(Data entries for graphics)
-------------------------

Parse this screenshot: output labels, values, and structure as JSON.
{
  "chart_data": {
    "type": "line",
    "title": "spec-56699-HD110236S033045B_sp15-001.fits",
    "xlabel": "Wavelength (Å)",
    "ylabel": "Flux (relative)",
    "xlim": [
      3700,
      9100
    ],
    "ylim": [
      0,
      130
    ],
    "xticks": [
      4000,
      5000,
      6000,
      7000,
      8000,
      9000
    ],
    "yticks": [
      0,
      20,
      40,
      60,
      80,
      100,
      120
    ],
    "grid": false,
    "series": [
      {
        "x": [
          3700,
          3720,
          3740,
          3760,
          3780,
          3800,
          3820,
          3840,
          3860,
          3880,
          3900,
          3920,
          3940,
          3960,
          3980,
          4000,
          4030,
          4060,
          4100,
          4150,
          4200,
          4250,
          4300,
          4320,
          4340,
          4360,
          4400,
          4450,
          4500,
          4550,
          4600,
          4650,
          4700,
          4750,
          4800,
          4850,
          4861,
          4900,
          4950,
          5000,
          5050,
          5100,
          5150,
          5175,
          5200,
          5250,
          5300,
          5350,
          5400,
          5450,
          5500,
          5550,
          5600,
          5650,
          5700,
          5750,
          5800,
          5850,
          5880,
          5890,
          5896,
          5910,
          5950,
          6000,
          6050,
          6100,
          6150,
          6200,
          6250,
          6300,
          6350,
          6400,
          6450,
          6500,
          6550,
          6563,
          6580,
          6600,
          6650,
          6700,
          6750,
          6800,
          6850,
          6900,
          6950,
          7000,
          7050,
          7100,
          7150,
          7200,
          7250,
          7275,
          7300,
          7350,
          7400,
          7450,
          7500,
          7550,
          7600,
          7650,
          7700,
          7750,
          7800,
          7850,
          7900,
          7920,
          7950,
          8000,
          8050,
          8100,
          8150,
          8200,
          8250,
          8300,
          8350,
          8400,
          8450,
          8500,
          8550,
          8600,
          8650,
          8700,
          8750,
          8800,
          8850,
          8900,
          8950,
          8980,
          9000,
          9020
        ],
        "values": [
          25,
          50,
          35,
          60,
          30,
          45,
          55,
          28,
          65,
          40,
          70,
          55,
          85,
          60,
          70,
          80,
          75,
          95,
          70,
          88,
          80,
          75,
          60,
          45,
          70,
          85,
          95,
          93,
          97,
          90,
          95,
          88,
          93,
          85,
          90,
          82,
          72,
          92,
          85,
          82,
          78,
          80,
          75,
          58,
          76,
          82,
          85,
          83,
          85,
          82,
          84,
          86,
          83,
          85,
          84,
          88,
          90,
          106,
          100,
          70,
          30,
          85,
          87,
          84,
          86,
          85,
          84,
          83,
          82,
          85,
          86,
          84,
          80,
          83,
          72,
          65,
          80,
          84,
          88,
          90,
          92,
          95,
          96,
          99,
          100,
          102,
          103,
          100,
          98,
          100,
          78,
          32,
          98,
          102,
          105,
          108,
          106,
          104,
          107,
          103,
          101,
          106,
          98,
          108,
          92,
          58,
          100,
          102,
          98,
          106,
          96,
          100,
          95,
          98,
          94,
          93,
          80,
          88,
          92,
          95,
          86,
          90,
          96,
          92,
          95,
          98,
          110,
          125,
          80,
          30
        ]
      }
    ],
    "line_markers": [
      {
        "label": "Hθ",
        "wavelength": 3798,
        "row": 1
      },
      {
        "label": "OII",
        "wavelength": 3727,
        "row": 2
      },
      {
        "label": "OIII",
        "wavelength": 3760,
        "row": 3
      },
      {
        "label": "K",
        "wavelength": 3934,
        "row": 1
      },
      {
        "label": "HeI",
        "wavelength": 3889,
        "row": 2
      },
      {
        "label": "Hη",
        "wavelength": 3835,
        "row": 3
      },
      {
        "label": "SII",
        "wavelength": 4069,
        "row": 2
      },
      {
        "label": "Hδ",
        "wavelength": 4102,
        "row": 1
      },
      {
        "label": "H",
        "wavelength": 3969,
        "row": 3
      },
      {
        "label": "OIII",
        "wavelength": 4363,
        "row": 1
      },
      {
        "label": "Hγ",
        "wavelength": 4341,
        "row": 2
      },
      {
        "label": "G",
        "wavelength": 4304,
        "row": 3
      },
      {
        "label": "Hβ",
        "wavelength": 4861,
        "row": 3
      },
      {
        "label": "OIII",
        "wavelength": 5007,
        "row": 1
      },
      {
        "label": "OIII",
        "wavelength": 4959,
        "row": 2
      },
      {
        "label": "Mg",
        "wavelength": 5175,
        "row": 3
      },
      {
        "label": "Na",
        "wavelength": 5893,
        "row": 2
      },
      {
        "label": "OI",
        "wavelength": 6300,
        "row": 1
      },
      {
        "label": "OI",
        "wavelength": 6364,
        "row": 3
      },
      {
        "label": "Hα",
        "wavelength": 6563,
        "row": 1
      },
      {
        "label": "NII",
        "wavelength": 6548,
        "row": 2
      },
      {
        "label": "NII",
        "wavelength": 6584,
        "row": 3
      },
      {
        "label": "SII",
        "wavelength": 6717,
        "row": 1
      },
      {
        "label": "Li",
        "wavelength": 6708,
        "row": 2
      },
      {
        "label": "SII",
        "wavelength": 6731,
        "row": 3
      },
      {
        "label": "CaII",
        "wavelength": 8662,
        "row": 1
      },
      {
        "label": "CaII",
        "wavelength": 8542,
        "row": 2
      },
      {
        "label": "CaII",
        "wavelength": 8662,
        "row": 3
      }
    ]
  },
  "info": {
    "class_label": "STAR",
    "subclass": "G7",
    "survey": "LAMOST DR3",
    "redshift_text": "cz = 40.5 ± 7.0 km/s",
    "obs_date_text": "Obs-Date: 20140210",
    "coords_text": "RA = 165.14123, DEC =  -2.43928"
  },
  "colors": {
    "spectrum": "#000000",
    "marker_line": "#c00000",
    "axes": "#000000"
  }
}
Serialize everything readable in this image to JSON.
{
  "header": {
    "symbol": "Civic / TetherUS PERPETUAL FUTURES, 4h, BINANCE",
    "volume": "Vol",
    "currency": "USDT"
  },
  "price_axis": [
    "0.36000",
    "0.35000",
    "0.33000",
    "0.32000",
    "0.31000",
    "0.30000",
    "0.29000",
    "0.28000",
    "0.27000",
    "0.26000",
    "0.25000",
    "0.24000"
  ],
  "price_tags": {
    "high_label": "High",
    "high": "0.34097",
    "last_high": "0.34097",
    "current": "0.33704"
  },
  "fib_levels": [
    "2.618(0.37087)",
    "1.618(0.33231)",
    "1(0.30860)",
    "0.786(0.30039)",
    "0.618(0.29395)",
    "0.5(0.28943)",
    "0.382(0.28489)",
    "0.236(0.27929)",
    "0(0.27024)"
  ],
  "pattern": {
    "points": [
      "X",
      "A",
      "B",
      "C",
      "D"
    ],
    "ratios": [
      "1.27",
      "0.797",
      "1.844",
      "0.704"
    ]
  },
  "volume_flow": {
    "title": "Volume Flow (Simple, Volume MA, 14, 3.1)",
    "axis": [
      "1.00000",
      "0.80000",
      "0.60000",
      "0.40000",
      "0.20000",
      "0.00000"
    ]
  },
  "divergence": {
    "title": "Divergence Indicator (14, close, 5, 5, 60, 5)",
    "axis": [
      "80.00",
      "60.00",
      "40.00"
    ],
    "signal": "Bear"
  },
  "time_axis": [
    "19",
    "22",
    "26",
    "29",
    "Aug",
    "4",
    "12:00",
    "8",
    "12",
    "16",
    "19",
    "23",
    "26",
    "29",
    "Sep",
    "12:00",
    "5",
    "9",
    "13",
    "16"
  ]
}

-------------------------

## EXERCISE OBJECTIVE
All of the lines above must be returned exactly.

## RESPONSE
Parse this screenshot: output labels, values, and structure as JSON.
{
  "chart_data": {
    "type": "line",
    "title": "spec-56699-HD110236S033045B_sp15-001.fits",
    "xlabel": "Wavelength (Å)",
    "ylabel": "Flux (relative)",
    "xlim": [
      3700,
      9100
    ],
    "ylim": [
      0,
      130
    ],
    "xticks": [
      4000,
      5000,
      6000,
      7000,
      8000,
      9000
    ],
    "yticks": [
      0,
      20,
      40,
      60,
      80,
      100,
      120
    ],
    "grid": false,
    "series": [
      {
        "x": [
          3700,
          3720,
          3740,
          3760,
          3780,
          3800,
          3820,
          3840,
          3860,
          3880,
          3900,
          3920,
          3940,
          3960,
          3980,
          4000,
          4030,
          4060,
          4100,
          4150,
          4200,
          4250,
          4300,
          4320,
          4340,
          4360,
          4400,
          4450,
          4500,
          4550,
          4600,
          4650,
          4700,
          4750,
          4800,
          4850,
          4861,
          4900,
          4950,
          5000,
          5050,
          5100,
          5150,
          5175,
          5200,
          5250,
          5300,
          5350,
          5400,
          5450,
          5500,
          5550,
          5600,
          5650,
          5700,
          5750,
          5800,
          5850,
          5880,
          5890,
          5896,
          5910,
          5950,
          6000,
          6050,
          6100,
          6150,
          6200,
          6250,
          6300,
          6350,
          6400,
          6450,
          6500,
          6550,
          6563,
          6580,
          6600,
          6650,
          6700,
          6750,
          6800,
          6850,
          6900,
          6950,
          7000,
          7050,
          7100,
          7150,
          7200,
          7250,
          7275,
          7300,
          7350,
          7400,
          7450,
          7500,
          7550,
          7600,
          7650,
          7700,
          7750,
          7800,
          7850,
          7900,
          7920,
          7950,
          8000,
          8050,
          8100,
          8150,
          8200,
          8250,
          8300,
          8350,
          8400,
          8450,
          8500,
          8550,
          8600,
          8650,
          8700,
          8750,
          8800,
          8850,
          8900,
          8950,
          8980,
          9000,
          9020
        ],
        "values": [
          25,
          50,
          35,
          60,
          30,
          45,
          55,
          28,
          65,
          40,
          70,
          55,
          85,
          60,
          70,
          80,
          75,
          95,
          70,
          88,
          80,
          75,
          60,
          45,
          70,
          85,
          95,
          93,
          97,
          90,
          95,
          88,
          93,
          85,
          90,
          82,
          72,
          92,
          85,
          82,
          78,
          80,
          75,
          58,
          76,
          82,
          85,
          83,
          85,
          82,
          84,
          86,
          83,
          85,
          84,
          88,
          90,
          106,
          100,
          70,
          30,
          85,
          87,
          84,
          86,
          85,
          84,
          83,
          82,
          85,
          86,
          84,
          80,
          83,
          72,
          65,
          80,
          84,
          88,
          90,
          92,
          95,
          96,
          99,
          100,
          102,
          103,
          100,
          98,
          100,
          78,
          32,
          98,
          102,
          105,
          108,
          106,
          104,
          107,
          103,
          101,
          106,
          98,
          108,
          92,
          58,
          100,
          102,
          98,
          106,
          96,
          100,
          95,
          98,
          94,
          93,
          80,
          88,
          92,
          95,
          86,
          90,
          96,
          92,
          95,
          98,
          110,
          125,
          80,
          30
        ]
      }
    ],
    "line_markers": [
      {
        "label": "Hθ",
        "wavelength": 3798,
        "row": 1
      },
      {
        "label": "OII",
        "wavelength": 3727,
        "row": 2
      },
      {
        "label": "OIII",
        "wavelength": 3760,
        "row": 3
      },
      {
        "label": "K",
        "wavelength": 3934,
        "row": 1
      },
      {
        "label": "HeI",
        "wavelength": 3889,
        "row": 2
      },
      {
        "label": "Hη",
        "wavelength": 3835,
        "row": 3
      },
      {
        "label": "SII",
        "wavelength": 4069,
        "row": 2
      },
      {
        "label": "Hδ",
        "wavelength": 4102,
        "row": 1
      },
      {
        "label": "H",
        "wavelength": 3969,
        "row": 3
      },
      {
        "label": "OIII",
        "wavelength": 4363,
        "row": 1
      },
      {
        "label": "Hγ",
        "wavelength": 4341,
        "row": 2
      },
      {
        "label": "G",
        "wavelength": 4304,
        "row": 3
      },
      {
        "label": "Hβ",
        "wavelength": 4861,
        "row": 3
      },
      {
        "label": "OIII",
        "wavelength": 5007,
        "row": 1
      },
      {
        "label": "OIII",
        "wavelength": 4959,
        "row": 2
      },
      {
        "label": "Mg",
        "wavelength": 5175,
        "row": 3
      },
      {
        "label": "Na",
        "wavelength": 5893,
        "row": 2
      },
      {
        "label": "OI",
        "wavelength": 6300,
        "row": 1
      },
      {
        "label": "OI",
        "wavelength": 6364,
        "row": 3
      },
      {
        "label": "Hα",
        "wavelength": 6563,
        "row": 1
      },
      {
        "label": "NII",
        "wavelength": 6548,
        "row": 2
      },
      {
        "label": "NII",
        "wavelength": 6584,
        "row": 3
      },
      {
        "label": "SII",
        "wavelength": 6717,
        "row": 1
      },
      {
        "label": "Li",
        "wavelength": 6708,
        "row": 2
      },
      {
        "label": "SII",
        "wavelength": 6731,
        "row": 3
      },
      {
        "label": "CaII",
        "wavelength": 8662,
        "row": 1
      },
      {
        "label": "CaII",
        "wavelength": 8542,
        "row": 2
      },
      {
        "label": "CaII",
        "wavelength": 8662,
        "row": 3
      }
    ]
  },
  "info": {
    "class_label": "STAR",
    "subclass": "G7",
    "survey": "LAMOST DR3",
    "redshift_text": "cz = 40.5 ± 7.0 km/s",
    "obs_date_text": "Obs-Date: 20140210",
    "coords_text": "RA = 165.14123, DEC =  -2.43928"
  },
  "colors": {
    "spectrum": "#000000",
    "marker_line": "#c00000",
    "axes": "#000000"
  }
}
Serialize everything readable in this image to JSON.
{
  "header": {
    "symbol": "Civic / TetherUS PERPETUAL FUTURES, 4h, BINANCE",
    "volume": "Vol",
    "currency": "USDT"
  },
  "price_axis": [
    "0.36000",
    "0.35000",
    "0.33000",
    "0.32000",
    "0.31000",
    "0.30000",
    "0.29000",
    "0.28000",
    "0.27000",
    "0.26000",
    "0.25000",
    "0.24000"
  ],
  "price_tags": {
    "high_label": "High",
    "high": "0.34097",
    "last_high": "0.34097",
    "current": "0.33704"
  },
  "fib_levels": [
    "2.618(0.37087)",
    "1.618(0.33231)",
    "1(0.30860)",
    "0.786(0.30039)",
    "0.618(0.29395)",
    "0.5(0.28943)",
    "0.382(0.28489)",
    "0.236(0.27929)",
    "0(0.27024)"
  ],
  "pattern": {
    "points": [
      "X",
      "A",
      "B",
      "C",
      "D"
    ],
    "ratios": [
      "1.27",
      "0.797",
      "1.844",
      "0.704"
    ]
  },
  "volume_flow": {
    "title": "Volume Flow (Simple, Volume MA, 14, 3.1)",
    "axis": [
      "1.00000",
      "0.80000",
      "0.60000",
      "0.40000",
      "0.20000",
      "0.00000"
    ]
  },
  "divergence": {
    "title": "Divergence Indicator (14, close, 5, 5, 60, 5)",
    "axis": [
      "80.00",
      "60.00",
      "40.00"
    ],
    "signal": "Bear"
  },
  "time_axis": [
    "19",
    "22",
    "26",
    "29",
    "Aug",
    "4",
    "12:00",
    "8",
    "12",
    "16",
    "19",
    "23",
    "26",
    "29",
    "Sep",
    "12:00",
    "5",
    "9",
    "13",
    "16"
  ]
}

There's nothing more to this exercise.